**** MATERIAL PROVIDED

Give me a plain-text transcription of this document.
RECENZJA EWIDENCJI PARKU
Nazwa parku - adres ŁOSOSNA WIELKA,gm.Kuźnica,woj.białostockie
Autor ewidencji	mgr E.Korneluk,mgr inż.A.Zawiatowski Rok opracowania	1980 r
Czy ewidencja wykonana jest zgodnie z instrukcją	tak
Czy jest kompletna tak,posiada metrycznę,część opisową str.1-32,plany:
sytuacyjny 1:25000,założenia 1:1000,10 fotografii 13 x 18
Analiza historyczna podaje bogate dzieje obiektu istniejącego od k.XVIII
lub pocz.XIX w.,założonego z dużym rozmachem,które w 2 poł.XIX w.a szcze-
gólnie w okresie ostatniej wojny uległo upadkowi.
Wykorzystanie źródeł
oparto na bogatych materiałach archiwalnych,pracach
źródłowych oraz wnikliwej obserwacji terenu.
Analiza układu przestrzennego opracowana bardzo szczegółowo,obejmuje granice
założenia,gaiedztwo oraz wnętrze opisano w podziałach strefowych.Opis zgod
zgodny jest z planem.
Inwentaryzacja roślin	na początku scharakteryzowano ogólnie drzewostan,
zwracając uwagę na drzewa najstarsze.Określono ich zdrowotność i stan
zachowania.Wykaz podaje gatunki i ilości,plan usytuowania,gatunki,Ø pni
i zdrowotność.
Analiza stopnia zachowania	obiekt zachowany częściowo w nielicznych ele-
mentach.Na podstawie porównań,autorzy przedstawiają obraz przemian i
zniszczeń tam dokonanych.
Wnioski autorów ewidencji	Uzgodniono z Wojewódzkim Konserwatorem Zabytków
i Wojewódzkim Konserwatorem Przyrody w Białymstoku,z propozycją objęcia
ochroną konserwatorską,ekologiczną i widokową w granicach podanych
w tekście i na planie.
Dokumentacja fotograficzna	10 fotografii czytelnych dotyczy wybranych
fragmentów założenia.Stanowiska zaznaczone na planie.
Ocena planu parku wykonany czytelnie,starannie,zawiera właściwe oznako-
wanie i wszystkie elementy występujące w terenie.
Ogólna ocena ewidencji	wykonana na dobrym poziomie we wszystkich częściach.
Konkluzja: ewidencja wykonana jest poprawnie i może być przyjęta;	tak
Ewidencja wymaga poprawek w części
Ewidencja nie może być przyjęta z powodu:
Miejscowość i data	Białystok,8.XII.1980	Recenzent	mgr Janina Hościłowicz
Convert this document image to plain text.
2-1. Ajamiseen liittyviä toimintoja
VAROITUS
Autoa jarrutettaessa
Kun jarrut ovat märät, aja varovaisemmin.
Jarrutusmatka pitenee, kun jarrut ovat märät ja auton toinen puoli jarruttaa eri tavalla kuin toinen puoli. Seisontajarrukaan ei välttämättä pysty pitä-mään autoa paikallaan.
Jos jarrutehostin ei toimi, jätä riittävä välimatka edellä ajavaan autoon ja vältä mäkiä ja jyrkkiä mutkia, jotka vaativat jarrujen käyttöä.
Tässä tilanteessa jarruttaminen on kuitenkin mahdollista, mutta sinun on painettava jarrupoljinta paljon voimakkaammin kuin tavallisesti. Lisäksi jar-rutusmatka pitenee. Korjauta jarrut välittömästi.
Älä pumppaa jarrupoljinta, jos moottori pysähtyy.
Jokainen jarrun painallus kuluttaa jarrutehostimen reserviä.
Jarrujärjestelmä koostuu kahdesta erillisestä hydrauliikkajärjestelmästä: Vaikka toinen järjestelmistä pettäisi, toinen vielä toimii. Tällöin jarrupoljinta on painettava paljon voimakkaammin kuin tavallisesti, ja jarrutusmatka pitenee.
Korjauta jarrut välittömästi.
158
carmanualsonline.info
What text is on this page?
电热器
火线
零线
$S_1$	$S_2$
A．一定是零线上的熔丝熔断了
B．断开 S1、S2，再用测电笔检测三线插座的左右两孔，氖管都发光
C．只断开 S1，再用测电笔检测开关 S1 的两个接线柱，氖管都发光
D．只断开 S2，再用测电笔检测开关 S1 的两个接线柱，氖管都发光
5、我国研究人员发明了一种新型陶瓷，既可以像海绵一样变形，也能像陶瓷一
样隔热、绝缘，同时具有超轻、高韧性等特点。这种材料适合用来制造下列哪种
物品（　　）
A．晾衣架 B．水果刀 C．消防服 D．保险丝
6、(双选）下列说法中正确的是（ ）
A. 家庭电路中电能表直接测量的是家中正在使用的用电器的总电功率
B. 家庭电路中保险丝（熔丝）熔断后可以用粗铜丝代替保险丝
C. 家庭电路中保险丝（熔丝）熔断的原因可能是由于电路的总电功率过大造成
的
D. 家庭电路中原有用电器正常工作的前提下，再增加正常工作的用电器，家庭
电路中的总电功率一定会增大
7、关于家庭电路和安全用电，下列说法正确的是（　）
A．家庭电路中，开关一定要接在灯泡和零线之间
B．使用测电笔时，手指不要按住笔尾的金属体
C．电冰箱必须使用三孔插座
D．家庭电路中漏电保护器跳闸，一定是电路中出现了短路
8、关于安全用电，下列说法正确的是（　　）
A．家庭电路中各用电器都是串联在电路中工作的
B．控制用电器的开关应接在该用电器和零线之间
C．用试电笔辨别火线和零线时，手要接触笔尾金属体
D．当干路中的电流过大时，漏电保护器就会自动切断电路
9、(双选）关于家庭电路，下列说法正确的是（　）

********
**** MATERIAL PROVIDED

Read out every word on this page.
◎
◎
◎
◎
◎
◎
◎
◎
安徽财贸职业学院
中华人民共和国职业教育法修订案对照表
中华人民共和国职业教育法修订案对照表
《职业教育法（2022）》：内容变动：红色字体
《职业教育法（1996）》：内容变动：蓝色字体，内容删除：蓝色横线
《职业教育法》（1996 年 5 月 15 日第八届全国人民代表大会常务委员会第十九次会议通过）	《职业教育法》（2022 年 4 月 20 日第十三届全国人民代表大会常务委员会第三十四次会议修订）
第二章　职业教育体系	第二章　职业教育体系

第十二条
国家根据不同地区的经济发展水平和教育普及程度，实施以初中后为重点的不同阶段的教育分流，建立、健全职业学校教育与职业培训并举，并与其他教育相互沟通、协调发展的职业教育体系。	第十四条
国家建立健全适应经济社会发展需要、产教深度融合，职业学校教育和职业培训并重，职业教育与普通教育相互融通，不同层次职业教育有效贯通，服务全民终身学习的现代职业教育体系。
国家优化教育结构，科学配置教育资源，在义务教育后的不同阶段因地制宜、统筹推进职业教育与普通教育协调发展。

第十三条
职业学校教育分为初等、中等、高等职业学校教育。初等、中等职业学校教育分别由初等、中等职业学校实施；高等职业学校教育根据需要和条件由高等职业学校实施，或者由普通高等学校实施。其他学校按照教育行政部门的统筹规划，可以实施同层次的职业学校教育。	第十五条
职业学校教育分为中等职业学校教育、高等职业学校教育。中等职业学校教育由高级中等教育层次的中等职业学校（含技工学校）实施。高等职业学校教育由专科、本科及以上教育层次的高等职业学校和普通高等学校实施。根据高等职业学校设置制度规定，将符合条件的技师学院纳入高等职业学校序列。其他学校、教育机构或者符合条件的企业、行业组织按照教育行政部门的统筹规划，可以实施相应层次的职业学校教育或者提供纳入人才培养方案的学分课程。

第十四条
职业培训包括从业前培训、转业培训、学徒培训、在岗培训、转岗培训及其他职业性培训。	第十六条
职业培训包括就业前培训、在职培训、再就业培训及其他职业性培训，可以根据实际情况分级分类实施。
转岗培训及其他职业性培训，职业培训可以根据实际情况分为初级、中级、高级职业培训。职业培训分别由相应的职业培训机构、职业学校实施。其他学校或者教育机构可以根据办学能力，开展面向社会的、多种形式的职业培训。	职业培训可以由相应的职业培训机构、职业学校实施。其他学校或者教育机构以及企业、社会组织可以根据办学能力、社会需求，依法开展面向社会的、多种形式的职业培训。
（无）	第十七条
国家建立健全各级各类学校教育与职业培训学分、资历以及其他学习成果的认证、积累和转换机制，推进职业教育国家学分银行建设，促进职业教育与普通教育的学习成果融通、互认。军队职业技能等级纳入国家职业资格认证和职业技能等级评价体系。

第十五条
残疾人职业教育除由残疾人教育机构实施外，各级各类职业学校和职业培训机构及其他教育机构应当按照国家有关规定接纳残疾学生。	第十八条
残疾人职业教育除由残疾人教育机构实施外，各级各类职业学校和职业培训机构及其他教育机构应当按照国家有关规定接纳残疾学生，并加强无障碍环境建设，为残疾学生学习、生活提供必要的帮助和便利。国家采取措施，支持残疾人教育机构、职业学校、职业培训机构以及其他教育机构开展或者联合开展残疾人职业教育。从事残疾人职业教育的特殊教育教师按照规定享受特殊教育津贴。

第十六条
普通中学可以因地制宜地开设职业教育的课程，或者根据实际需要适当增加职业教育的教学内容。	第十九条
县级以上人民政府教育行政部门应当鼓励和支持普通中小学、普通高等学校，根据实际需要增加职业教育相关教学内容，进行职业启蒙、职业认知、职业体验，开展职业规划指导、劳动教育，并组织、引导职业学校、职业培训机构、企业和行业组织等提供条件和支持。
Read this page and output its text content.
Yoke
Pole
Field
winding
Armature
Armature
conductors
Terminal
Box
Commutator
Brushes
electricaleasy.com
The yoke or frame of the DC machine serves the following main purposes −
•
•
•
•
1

********
**** MATERIAL PROVIDED

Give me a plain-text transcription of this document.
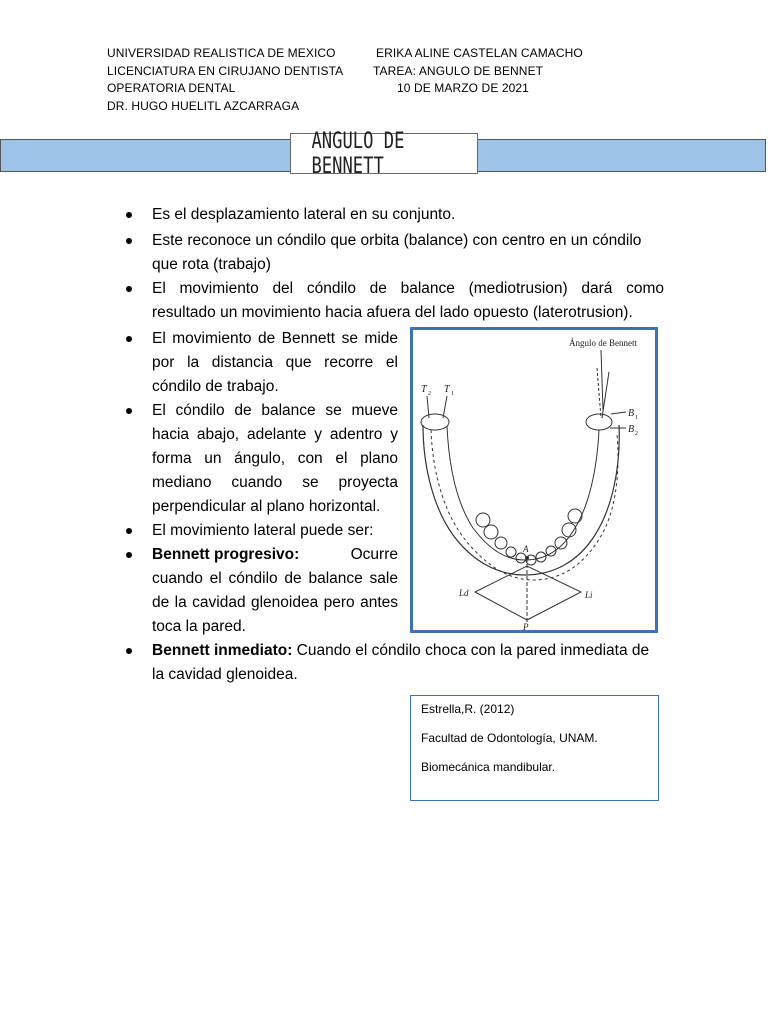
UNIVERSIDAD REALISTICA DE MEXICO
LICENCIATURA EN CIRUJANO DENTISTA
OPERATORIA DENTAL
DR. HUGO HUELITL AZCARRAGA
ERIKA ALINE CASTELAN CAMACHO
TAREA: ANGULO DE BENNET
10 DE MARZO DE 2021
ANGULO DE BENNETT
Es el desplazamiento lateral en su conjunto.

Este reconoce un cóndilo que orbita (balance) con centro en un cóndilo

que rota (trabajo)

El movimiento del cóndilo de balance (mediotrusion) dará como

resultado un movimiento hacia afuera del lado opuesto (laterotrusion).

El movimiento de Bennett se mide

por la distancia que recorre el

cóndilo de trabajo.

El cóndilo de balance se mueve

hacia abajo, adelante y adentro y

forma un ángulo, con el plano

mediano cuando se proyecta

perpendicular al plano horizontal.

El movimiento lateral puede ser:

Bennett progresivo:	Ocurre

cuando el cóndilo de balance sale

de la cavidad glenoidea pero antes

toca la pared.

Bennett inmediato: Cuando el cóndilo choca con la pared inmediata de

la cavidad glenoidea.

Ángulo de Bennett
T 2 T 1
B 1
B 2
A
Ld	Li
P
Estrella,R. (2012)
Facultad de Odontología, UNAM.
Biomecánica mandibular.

********

Look through the records and gather every line containing "movimiento".

El movimiento del cóndilo de balance (mediotrusion) dará como
resultado un movimiento hacia afuera del lado opuesto (laterotrusion).
El movimiento de Bennett se mide
El movimiento lateral puede ser:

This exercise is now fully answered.